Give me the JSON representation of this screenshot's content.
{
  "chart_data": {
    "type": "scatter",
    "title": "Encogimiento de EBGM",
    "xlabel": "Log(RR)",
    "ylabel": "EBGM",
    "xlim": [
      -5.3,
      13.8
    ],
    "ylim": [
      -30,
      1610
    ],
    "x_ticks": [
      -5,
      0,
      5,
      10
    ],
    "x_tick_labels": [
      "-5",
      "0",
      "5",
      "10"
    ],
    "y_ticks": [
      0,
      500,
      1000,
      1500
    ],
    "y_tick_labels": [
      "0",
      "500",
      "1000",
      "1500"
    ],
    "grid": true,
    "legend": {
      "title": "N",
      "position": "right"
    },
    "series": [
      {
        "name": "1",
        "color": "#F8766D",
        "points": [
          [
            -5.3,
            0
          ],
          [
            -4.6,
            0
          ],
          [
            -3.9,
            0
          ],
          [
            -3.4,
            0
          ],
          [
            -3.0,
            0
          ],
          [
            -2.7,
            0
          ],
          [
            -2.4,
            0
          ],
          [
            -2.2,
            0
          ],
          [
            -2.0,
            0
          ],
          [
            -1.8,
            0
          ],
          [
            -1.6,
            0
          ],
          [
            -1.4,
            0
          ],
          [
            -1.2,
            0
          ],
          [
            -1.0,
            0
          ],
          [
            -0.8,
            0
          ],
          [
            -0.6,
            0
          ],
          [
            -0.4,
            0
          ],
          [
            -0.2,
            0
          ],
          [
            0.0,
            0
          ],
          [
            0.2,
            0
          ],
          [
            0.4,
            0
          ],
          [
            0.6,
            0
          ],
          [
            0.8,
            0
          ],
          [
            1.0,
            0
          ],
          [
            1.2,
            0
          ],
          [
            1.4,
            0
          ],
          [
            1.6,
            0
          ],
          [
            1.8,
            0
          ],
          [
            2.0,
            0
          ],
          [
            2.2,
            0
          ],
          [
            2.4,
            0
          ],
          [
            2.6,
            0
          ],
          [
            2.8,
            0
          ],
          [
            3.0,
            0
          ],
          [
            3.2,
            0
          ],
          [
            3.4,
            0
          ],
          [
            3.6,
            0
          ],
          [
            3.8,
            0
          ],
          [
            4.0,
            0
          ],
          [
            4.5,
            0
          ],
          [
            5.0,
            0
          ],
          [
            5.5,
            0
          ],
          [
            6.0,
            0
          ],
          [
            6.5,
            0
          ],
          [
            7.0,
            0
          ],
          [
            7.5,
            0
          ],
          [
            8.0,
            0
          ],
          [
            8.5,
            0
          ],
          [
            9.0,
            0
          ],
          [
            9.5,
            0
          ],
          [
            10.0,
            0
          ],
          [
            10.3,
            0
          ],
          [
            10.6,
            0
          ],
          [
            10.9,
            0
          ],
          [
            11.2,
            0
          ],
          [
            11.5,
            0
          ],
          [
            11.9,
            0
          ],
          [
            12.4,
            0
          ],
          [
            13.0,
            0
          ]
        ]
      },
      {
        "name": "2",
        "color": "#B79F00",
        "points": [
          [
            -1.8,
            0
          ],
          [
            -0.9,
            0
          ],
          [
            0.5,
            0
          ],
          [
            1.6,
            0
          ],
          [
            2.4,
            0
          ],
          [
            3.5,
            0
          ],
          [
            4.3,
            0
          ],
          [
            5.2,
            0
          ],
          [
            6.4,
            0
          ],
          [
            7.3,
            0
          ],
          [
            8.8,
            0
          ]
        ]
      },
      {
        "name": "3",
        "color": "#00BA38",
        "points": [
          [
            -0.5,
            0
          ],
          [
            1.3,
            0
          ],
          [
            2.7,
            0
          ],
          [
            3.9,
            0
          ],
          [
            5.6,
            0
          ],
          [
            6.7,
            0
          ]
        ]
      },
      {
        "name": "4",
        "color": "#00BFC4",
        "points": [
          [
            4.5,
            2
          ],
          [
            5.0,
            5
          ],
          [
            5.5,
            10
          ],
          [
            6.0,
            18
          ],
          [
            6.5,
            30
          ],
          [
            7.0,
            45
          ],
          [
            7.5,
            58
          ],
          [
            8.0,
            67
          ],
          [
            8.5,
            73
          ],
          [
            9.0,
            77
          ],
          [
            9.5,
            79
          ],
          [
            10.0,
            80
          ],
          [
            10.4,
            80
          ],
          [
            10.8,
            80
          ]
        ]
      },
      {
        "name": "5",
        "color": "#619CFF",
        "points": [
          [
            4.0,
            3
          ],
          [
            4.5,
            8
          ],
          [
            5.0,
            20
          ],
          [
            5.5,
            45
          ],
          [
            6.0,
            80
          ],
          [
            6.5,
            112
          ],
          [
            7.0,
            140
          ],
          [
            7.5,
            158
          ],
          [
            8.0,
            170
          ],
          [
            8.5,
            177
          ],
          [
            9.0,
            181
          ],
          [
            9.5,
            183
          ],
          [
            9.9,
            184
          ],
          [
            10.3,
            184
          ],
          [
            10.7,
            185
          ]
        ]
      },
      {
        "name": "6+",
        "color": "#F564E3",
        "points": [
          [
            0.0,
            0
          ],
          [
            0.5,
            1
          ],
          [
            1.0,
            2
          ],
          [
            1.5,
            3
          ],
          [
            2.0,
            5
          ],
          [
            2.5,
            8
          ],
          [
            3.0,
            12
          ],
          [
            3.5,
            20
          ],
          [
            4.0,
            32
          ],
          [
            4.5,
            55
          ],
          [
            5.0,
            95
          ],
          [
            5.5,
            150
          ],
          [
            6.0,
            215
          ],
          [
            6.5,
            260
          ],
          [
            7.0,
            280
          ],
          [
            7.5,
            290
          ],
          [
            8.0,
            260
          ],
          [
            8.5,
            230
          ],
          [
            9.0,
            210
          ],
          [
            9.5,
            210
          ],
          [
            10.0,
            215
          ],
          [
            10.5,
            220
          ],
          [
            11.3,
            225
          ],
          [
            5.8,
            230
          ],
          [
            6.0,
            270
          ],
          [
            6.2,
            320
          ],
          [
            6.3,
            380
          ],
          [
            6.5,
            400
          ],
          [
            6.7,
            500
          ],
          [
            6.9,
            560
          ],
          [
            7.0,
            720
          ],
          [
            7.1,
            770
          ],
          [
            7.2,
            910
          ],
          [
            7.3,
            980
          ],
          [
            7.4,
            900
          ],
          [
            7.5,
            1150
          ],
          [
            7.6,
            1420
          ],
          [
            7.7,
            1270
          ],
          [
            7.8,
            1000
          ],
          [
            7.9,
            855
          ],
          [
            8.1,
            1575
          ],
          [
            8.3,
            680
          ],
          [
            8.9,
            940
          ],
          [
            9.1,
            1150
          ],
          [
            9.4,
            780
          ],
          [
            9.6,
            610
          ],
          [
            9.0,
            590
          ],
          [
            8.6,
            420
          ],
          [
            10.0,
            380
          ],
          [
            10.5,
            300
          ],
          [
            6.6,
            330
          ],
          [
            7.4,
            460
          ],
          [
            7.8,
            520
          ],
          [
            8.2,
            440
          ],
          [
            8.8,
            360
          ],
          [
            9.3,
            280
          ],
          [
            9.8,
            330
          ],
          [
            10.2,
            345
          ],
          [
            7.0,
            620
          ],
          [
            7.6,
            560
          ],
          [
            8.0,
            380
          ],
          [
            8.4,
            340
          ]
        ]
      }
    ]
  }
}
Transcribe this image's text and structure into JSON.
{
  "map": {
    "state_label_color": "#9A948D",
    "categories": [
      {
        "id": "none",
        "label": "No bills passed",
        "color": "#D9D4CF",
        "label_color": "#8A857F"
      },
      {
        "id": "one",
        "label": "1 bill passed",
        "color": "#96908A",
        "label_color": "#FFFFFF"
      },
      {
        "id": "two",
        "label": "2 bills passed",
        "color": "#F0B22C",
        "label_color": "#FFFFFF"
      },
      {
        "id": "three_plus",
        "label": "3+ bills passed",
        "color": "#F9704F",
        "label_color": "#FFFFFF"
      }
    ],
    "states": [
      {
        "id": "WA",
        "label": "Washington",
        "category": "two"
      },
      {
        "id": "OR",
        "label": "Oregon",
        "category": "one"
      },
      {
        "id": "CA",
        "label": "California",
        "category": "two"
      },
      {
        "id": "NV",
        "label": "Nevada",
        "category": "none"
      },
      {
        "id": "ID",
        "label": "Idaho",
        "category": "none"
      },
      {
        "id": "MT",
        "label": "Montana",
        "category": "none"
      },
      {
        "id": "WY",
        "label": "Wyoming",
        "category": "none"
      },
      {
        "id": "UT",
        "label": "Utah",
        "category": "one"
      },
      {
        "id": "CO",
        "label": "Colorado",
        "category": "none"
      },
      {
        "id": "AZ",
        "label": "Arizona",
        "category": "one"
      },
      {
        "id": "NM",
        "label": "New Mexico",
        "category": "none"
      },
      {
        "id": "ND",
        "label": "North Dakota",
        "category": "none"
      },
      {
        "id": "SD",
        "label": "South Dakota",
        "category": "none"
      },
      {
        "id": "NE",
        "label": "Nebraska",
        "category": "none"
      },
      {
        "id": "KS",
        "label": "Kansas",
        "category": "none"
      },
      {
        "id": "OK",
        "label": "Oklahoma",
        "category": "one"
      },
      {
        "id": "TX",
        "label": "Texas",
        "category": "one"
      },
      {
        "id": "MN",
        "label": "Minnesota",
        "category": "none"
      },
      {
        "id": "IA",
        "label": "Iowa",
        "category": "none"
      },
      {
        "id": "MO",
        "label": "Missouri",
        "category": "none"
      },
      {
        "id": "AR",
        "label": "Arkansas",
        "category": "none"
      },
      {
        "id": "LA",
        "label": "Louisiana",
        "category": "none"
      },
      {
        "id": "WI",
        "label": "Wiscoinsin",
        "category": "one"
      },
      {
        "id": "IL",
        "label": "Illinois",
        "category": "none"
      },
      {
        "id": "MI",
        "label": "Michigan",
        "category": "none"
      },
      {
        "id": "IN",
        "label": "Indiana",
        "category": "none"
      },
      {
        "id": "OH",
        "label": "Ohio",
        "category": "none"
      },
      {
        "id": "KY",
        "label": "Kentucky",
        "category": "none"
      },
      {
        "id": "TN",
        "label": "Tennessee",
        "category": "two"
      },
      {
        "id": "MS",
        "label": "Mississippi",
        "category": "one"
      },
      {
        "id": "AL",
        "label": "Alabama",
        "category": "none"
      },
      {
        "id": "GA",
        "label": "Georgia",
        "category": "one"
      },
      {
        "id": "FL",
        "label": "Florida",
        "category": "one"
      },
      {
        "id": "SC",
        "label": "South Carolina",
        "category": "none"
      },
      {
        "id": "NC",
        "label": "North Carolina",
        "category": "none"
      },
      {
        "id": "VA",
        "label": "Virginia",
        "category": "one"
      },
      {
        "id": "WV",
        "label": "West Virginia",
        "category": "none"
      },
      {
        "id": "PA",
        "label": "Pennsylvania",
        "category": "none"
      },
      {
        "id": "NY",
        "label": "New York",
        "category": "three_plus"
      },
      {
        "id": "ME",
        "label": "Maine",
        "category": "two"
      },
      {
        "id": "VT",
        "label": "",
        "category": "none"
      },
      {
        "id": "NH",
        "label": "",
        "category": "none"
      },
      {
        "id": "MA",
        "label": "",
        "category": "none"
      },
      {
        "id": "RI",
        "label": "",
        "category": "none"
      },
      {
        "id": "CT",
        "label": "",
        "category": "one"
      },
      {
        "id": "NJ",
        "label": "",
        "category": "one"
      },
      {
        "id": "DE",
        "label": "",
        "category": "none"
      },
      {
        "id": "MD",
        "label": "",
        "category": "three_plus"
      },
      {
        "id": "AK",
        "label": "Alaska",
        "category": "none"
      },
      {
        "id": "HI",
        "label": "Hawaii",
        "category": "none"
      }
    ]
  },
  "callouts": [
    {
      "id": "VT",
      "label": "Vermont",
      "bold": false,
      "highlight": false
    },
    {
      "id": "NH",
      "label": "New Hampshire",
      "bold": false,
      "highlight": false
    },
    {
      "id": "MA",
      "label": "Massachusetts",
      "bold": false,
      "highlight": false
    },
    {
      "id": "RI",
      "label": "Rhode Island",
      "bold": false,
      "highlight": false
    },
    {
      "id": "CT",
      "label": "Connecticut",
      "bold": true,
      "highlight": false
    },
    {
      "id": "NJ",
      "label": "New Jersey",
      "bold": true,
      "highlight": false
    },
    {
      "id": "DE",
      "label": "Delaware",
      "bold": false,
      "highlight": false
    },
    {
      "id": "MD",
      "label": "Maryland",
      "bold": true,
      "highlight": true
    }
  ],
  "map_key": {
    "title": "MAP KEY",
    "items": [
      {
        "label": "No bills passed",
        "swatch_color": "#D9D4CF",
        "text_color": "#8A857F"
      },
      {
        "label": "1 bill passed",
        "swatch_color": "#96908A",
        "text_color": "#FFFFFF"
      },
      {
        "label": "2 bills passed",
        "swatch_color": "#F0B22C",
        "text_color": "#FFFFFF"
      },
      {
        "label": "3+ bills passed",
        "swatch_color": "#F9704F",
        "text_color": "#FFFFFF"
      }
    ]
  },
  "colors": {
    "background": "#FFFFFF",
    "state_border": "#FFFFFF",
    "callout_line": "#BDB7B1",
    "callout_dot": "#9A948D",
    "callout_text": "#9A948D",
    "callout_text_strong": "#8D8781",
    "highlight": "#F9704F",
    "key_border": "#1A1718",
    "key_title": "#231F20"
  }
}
····················
▶ [REQUIREMENT]: Collect every line from the records above that contains the word "Dakota".

▶ [ANSWER TO THE EXERCISE]:
        "label": "North Dakota",
        "label": "South Dakota",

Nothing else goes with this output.